Task description:
Sort through the entries below and pull out lines containing the word "have".

◇ ◇ ◇ ◇

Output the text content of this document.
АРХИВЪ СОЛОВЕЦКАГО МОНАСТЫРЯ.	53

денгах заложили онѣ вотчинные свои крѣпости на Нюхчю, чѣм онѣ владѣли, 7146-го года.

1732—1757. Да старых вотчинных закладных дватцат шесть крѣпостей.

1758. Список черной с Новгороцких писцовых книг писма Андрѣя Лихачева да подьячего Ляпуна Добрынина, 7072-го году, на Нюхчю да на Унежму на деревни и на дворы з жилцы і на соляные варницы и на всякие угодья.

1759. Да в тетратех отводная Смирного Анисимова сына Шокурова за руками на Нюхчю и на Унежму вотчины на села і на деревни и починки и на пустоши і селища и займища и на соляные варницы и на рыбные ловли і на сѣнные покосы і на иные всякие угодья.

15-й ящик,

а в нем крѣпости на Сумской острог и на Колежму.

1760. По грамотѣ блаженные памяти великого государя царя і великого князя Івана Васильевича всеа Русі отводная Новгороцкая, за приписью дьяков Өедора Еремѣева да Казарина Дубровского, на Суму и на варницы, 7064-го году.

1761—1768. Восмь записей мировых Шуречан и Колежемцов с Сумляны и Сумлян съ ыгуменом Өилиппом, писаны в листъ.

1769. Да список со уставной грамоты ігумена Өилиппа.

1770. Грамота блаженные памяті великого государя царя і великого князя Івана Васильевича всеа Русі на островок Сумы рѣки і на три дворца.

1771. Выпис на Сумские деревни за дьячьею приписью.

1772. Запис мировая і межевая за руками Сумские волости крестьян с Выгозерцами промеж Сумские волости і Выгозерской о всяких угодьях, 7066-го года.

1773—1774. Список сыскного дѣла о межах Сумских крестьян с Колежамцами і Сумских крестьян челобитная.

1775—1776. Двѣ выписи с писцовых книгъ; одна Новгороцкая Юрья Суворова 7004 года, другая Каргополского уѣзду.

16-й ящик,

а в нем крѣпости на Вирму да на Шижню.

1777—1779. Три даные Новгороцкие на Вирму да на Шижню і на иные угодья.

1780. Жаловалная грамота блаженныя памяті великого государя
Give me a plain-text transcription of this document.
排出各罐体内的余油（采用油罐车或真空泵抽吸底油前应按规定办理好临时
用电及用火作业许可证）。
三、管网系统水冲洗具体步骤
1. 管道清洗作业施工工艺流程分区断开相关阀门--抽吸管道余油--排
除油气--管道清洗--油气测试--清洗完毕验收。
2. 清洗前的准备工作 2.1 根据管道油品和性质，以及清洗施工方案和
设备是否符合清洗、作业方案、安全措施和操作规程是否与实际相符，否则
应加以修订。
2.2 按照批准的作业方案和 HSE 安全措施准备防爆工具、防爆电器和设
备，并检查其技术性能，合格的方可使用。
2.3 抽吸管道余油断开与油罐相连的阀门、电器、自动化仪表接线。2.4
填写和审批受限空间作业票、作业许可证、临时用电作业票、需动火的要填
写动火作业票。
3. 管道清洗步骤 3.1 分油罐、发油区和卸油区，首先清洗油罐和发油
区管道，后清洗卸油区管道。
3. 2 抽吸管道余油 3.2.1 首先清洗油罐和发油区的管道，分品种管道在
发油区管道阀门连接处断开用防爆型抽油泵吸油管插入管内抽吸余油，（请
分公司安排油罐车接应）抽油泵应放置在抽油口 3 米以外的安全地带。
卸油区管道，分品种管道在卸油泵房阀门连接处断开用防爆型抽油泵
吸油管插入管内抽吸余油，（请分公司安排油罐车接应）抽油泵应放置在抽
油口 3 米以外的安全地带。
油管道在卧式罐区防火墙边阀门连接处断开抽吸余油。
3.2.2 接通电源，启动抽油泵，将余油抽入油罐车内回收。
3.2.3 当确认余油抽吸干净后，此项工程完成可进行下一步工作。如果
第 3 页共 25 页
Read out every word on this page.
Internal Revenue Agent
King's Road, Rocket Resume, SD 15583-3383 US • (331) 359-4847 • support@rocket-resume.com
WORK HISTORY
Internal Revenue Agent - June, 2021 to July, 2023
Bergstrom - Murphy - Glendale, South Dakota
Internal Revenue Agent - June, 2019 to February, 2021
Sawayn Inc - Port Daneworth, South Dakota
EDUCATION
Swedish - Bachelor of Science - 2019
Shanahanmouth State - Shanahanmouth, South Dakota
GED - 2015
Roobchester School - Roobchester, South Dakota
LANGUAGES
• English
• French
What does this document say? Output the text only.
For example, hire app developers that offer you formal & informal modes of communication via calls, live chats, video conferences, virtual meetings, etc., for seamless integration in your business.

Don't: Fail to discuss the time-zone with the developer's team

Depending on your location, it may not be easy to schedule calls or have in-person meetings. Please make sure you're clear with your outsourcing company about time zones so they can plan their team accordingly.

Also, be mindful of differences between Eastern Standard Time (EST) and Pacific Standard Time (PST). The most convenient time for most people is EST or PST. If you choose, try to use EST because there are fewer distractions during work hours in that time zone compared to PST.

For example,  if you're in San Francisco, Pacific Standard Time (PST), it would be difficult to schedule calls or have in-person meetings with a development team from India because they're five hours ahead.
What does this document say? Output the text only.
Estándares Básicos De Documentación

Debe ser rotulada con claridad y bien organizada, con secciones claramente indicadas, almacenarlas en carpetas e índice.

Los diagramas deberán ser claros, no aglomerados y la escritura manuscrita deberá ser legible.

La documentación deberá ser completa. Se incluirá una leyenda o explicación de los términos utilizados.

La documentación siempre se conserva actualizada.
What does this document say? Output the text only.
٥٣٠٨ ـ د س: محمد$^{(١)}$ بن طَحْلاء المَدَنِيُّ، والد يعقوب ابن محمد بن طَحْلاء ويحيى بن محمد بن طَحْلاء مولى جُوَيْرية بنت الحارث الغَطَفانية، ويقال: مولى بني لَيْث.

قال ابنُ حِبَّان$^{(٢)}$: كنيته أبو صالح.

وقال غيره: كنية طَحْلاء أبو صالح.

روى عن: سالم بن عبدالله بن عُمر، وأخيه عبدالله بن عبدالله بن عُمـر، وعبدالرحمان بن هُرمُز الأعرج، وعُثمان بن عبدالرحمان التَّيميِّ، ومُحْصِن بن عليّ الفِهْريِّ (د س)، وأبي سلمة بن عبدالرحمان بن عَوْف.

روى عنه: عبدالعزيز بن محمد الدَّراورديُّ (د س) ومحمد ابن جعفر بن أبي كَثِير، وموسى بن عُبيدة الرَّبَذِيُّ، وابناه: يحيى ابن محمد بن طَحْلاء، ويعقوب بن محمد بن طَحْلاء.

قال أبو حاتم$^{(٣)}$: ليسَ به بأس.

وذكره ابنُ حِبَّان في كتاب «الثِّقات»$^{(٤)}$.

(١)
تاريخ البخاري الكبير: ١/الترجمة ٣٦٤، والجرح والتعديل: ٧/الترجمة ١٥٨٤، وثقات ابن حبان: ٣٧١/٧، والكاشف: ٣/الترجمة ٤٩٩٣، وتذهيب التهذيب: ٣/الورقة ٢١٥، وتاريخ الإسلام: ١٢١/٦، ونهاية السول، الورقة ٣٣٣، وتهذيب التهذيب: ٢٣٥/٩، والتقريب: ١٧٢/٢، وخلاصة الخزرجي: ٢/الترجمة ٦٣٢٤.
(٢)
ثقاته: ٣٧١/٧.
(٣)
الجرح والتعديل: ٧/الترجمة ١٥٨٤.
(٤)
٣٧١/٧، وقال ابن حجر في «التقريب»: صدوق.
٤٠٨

◇ ◇ ◇ ◇

Task answer:
Depending on your location, it may not be easy to schedule calls or have in-person meetings. Please make sure you're clear with your outsourcing company about time zones so they can plan their team accordingly.
For example,  if you're in San Francisco, Pacific Standard Time (PST), it would be difficult to schedule calls or have in-person meetings with a development team from India because they're five hours ahead.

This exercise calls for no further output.